» Given problem
Which lines hold the word "быть"? Copy each one.

» Excerpted data
= = = = = = =
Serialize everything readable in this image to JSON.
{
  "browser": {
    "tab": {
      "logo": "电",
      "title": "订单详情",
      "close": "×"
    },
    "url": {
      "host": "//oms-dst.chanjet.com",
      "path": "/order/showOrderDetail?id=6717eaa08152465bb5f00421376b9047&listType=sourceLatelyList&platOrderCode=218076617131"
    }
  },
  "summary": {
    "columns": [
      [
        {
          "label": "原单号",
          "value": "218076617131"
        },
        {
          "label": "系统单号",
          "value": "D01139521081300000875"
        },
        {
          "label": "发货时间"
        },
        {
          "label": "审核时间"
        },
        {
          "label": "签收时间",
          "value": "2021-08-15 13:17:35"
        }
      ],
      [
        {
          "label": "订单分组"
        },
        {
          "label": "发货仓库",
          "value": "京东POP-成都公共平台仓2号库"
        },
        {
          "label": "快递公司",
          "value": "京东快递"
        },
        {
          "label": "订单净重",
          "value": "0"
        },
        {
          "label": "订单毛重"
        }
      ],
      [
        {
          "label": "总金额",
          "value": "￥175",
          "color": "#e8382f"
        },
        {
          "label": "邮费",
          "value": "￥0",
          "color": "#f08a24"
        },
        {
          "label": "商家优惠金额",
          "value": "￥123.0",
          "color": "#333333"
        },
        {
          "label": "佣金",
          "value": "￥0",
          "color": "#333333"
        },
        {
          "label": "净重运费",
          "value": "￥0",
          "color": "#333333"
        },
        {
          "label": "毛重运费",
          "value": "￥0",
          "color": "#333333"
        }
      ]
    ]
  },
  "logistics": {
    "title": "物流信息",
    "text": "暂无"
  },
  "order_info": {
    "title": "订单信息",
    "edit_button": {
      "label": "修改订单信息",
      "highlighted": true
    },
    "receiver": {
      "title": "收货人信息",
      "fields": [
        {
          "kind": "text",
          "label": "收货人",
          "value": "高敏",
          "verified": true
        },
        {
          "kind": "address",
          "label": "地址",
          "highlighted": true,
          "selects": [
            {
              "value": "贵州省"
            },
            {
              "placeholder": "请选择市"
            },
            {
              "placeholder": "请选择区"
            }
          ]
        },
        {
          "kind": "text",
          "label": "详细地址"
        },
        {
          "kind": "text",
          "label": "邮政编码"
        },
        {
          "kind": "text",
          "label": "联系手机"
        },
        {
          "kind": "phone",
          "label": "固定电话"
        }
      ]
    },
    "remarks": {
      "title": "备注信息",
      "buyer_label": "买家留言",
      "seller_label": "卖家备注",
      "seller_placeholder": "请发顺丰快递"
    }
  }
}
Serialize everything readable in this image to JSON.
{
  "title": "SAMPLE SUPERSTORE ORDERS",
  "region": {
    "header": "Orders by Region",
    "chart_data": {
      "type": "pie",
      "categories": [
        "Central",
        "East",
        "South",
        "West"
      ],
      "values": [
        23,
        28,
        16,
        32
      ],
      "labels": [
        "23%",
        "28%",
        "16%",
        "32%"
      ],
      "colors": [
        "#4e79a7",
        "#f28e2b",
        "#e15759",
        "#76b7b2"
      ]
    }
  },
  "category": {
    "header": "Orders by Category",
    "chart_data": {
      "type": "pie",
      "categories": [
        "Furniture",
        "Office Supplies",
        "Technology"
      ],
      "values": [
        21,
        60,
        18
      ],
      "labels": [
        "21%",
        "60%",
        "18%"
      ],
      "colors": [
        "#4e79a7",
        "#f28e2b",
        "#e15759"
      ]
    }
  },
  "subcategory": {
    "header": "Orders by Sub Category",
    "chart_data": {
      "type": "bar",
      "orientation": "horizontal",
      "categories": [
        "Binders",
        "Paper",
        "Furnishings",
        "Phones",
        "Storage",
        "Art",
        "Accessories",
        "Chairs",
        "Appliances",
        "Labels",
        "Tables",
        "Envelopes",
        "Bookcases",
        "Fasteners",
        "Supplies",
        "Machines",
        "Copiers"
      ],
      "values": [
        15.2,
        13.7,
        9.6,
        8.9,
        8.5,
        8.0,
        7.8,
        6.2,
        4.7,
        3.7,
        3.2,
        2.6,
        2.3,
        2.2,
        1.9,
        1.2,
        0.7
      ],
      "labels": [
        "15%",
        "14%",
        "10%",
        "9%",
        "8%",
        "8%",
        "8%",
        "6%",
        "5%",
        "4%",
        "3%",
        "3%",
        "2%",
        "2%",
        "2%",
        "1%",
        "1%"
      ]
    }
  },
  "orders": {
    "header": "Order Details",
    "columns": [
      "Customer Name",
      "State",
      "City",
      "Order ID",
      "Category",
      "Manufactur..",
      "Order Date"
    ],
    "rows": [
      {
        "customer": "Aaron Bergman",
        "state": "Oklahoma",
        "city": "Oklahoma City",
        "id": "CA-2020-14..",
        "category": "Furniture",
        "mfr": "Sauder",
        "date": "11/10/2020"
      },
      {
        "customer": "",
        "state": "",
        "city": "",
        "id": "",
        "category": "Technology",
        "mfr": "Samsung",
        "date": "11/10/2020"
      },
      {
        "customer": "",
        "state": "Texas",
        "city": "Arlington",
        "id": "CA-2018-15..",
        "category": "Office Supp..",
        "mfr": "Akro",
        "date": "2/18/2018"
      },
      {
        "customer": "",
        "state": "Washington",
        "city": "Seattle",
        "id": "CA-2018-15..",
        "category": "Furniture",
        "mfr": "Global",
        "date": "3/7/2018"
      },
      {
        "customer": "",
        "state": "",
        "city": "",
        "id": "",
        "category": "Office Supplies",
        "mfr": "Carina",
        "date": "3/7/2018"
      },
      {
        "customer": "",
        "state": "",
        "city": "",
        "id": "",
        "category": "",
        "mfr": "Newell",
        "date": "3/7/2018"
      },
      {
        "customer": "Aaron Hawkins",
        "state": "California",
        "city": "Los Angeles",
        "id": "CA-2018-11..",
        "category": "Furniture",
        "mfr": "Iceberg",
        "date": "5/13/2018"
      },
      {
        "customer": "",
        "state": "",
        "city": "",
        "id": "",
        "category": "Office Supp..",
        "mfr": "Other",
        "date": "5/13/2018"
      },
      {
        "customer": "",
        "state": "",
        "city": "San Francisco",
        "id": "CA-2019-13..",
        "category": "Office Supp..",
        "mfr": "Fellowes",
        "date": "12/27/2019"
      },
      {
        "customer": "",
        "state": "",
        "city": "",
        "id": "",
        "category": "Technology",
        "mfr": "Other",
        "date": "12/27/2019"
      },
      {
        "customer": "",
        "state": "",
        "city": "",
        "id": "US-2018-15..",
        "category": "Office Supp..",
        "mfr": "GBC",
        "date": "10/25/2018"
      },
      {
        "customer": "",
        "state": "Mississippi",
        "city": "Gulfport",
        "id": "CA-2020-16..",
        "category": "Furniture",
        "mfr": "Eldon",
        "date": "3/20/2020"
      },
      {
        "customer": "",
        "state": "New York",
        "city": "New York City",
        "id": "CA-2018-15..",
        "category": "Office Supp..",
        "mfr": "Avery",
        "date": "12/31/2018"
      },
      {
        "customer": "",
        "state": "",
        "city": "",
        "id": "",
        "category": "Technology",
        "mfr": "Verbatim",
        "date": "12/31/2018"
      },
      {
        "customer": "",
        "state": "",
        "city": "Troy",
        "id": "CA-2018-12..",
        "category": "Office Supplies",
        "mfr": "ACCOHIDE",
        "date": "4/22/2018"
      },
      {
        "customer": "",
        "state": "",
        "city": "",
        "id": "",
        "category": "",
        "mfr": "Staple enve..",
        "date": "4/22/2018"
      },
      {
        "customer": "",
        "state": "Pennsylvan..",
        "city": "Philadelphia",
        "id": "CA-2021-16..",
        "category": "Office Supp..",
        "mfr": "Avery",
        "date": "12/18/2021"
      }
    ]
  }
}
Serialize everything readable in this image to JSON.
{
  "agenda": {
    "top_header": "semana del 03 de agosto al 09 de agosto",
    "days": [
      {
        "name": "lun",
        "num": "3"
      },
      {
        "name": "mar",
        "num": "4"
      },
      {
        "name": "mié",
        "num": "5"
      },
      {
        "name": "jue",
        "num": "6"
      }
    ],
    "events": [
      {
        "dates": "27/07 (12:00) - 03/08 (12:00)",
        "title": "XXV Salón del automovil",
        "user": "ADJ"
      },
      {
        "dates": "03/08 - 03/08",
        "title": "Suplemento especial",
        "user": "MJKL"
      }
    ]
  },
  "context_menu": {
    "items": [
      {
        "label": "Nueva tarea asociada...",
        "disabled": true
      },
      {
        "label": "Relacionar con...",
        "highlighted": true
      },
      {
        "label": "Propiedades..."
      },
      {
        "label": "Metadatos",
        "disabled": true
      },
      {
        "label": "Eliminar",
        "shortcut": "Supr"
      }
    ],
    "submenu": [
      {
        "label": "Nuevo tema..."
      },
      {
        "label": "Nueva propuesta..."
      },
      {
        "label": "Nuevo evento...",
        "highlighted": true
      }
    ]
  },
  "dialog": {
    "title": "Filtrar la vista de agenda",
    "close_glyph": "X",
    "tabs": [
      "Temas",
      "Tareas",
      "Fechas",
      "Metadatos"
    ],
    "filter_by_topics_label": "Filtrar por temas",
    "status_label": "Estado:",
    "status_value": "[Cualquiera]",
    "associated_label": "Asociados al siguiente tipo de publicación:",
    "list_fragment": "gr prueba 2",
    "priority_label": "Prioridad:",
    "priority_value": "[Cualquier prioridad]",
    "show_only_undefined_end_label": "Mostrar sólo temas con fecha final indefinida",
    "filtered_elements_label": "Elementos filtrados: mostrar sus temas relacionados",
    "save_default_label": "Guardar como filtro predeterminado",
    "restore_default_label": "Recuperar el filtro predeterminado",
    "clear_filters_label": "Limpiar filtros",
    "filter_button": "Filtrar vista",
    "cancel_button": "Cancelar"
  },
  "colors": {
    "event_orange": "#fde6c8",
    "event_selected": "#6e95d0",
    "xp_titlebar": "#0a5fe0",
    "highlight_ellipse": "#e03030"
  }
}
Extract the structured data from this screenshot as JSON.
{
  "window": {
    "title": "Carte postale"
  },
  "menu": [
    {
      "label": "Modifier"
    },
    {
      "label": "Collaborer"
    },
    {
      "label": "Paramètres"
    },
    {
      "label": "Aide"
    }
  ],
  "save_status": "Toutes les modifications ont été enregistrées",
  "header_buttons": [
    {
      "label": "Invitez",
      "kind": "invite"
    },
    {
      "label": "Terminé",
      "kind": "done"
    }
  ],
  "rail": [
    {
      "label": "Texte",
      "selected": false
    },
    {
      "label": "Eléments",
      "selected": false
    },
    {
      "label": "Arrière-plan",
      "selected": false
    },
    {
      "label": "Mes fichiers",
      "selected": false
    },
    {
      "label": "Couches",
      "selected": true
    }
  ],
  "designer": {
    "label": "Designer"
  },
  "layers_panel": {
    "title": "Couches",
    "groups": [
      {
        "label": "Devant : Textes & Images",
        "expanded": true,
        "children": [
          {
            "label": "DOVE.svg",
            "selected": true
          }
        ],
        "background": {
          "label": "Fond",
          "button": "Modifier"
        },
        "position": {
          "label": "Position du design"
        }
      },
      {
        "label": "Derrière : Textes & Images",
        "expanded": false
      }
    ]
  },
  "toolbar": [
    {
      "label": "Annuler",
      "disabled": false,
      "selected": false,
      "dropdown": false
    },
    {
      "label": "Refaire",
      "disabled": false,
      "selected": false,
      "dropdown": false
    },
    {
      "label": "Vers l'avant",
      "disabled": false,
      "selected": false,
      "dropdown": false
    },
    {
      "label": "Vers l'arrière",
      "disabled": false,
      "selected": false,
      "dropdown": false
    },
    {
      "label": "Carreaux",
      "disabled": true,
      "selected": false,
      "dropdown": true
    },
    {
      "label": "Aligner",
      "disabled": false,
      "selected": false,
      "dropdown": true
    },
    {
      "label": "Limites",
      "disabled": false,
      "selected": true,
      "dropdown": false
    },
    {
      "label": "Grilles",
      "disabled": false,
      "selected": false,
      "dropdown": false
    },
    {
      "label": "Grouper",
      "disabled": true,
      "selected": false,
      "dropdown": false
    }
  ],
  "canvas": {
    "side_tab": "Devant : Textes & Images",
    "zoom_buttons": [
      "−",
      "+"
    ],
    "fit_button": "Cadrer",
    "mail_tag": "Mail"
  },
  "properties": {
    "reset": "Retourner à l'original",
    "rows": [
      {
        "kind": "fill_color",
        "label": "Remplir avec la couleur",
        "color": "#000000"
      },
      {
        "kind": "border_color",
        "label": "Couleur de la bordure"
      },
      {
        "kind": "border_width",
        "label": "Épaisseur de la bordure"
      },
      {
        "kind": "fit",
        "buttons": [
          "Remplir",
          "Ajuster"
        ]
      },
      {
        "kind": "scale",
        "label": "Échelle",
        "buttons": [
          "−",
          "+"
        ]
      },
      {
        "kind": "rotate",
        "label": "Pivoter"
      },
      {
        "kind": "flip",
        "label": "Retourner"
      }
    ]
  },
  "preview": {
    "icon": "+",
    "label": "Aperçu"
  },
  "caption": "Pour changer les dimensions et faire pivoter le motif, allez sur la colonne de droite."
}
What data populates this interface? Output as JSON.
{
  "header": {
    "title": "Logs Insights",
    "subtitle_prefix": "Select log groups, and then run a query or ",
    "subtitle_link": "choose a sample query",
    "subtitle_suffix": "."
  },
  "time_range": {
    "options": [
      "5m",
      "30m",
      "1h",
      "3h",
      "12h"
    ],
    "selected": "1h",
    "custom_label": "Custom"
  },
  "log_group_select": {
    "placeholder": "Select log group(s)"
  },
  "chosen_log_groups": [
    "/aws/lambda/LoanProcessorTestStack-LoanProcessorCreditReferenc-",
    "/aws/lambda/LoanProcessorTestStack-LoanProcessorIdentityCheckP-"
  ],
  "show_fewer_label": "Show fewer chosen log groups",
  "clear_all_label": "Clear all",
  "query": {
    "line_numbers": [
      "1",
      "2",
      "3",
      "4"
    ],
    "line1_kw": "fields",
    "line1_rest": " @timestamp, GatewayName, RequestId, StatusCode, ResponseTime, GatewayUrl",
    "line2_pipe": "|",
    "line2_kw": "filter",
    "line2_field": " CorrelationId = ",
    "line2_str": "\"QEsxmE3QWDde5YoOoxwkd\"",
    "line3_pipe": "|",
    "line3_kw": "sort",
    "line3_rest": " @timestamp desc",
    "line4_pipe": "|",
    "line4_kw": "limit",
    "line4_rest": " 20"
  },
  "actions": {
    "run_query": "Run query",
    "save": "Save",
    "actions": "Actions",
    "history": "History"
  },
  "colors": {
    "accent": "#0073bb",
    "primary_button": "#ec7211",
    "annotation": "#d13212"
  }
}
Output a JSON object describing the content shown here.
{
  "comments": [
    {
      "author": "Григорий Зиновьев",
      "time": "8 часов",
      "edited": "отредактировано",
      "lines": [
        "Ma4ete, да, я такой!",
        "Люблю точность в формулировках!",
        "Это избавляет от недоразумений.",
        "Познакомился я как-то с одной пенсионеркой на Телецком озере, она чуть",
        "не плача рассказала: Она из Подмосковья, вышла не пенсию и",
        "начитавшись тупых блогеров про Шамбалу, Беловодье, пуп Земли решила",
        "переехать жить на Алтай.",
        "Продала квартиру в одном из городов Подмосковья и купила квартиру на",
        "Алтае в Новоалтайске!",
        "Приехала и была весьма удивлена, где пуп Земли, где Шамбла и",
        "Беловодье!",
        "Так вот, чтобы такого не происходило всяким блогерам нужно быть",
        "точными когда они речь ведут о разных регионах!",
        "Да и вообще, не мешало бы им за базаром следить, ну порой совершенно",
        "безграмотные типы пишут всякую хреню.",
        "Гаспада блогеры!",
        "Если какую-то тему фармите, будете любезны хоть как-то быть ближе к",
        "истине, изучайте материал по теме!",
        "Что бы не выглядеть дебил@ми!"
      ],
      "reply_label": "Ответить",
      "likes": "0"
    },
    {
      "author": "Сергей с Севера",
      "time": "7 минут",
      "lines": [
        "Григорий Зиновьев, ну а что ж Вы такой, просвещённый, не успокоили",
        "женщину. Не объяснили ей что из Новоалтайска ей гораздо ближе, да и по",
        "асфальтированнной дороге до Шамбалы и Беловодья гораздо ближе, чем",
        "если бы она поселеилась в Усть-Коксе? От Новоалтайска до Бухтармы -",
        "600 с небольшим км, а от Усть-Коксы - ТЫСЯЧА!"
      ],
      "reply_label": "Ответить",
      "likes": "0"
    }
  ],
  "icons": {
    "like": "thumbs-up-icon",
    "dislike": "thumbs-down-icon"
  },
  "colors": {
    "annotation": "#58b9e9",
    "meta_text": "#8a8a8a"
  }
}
= = = = = = =
» Task answer
        "Так вот, чтобы такого не происходило всяким блогерам нужно быть",
        "Если какую-то тему фармите, будете любезны хоть как-то быть ближе к",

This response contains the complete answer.